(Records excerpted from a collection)
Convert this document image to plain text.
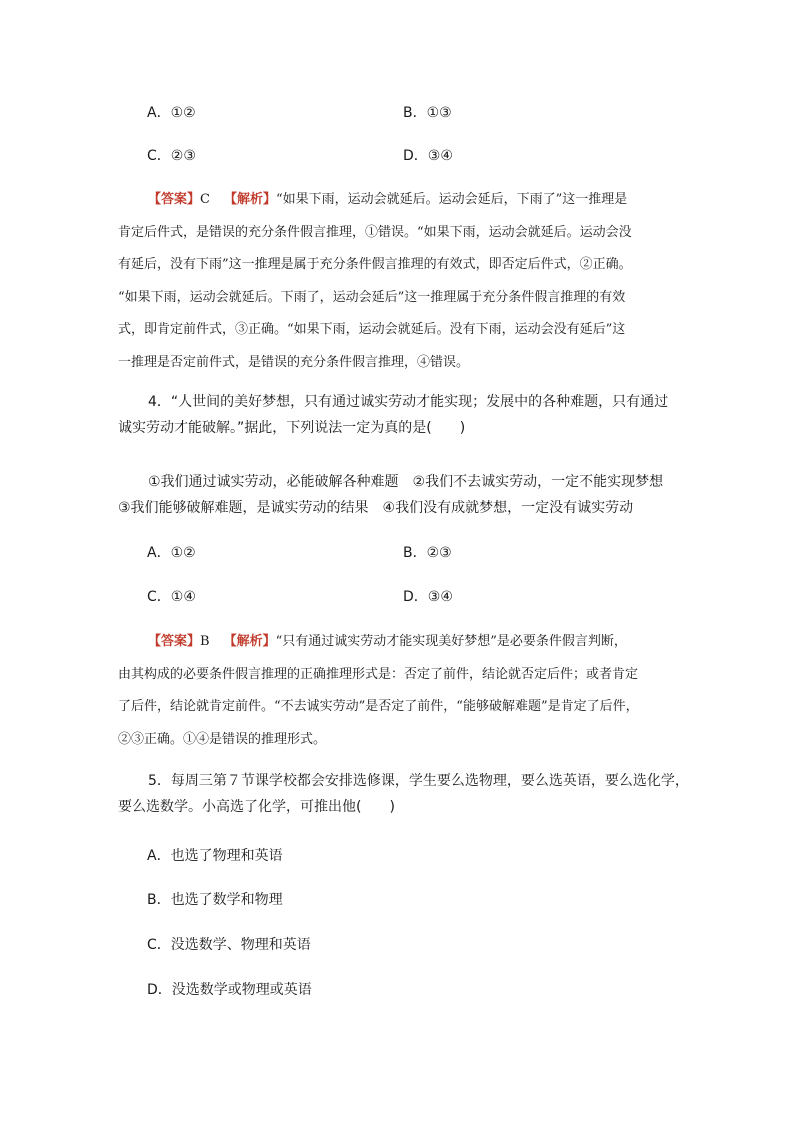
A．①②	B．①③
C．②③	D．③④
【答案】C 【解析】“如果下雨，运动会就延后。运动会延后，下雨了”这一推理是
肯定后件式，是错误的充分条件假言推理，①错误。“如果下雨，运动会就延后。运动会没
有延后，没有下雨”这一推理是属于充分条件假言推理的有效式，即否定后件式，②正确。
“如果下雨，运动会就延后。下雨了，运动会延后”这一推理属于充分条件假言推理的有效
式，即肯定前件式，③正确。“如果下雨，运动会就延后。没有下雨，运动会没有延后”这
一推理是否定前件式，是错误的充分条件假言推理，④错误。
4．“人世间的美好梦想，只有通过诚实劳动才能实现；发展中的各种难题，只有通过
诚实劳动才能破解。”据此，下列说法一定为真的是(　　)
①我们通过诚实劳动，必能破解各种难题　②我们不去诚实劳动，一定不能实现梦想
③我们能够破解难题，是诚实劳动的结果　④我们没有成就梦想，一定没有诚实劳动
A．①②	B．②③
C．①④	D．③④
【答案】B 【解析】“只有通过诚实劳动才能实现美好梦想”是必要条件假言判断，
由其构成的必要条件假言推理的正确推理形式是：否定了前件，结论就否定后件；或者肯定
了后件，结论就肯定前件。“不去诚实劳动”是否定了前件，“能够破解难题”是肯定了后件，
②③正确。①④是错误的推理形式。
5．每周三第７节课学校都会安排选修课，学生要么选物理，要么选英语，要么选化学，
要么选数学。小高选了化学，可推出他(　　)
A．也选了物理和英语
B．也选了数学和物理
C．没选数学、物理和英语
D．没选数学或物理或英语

● The request: All of the data above should be transcribed verbatim, with pictures omitted.

● Exercise answer:
Convert this document image to plain text.
A．①②	B．①③
C．②③	D．③④
【答案】C 【解析】“如果下雨，运动会就延后。运动会延后，下雨了”这一推理是
肯定后件式，是错误的充分条件假言推理，①错误。“如果下雨，运动会就延后。运动会没
有延后，没有下雨”这一推理是属于充分条件假言推理的有效式，即否定后件式，②正确。
“如果下雨，运动会就延后。下雨了，运动会延后”这一推理属于充分条件假言推理的有效
式，即肯定前件式，③正确。“如果下雨，运动会就延后。没有下雨，运动会没有延后”这
一推理是否定前件式，是错误的充分条件假言推理，④错误。
4．“人世间的美好梦想，只有通过诚实劳动才能实现；发展中的各种难题，只有通过
诚实劳动才能破解。”据此，下列说法一定为真的是(　　)
①我们通过诚实劳动，必能破解各种难题　②我们不去诚实劳动，一定不能实现梦想
③我们能够破解难题，是诚实劳动的结果　④我们没有成就梦想，一定没有诚实劳动
A．①②	B．②③
C．①④	D．③④
【答案】B 【解析】“只有通过诚实劳动才能实现美好梦想”是必要条件假言判断，
由其构成的必要条件假言推理的正确推理形式是：否定了前件，结论就否定后件；或者肯定
了后件，结论就肯定前件。“不去诚实劳动”是否定了前件，“能够破解难题”是肯定了后件，
②③正确。①④是错误的推理形式。
5．每周三第７节课学校都会安排选修课，学生要么选物理，要么选英语，要么选化学，
要么选数学。小高选了化学，可推出他(　　)
A．也选了物理和英语
B．也选了数学和物理
C．没选数学、物理和英语
D．没选数学或物理或英语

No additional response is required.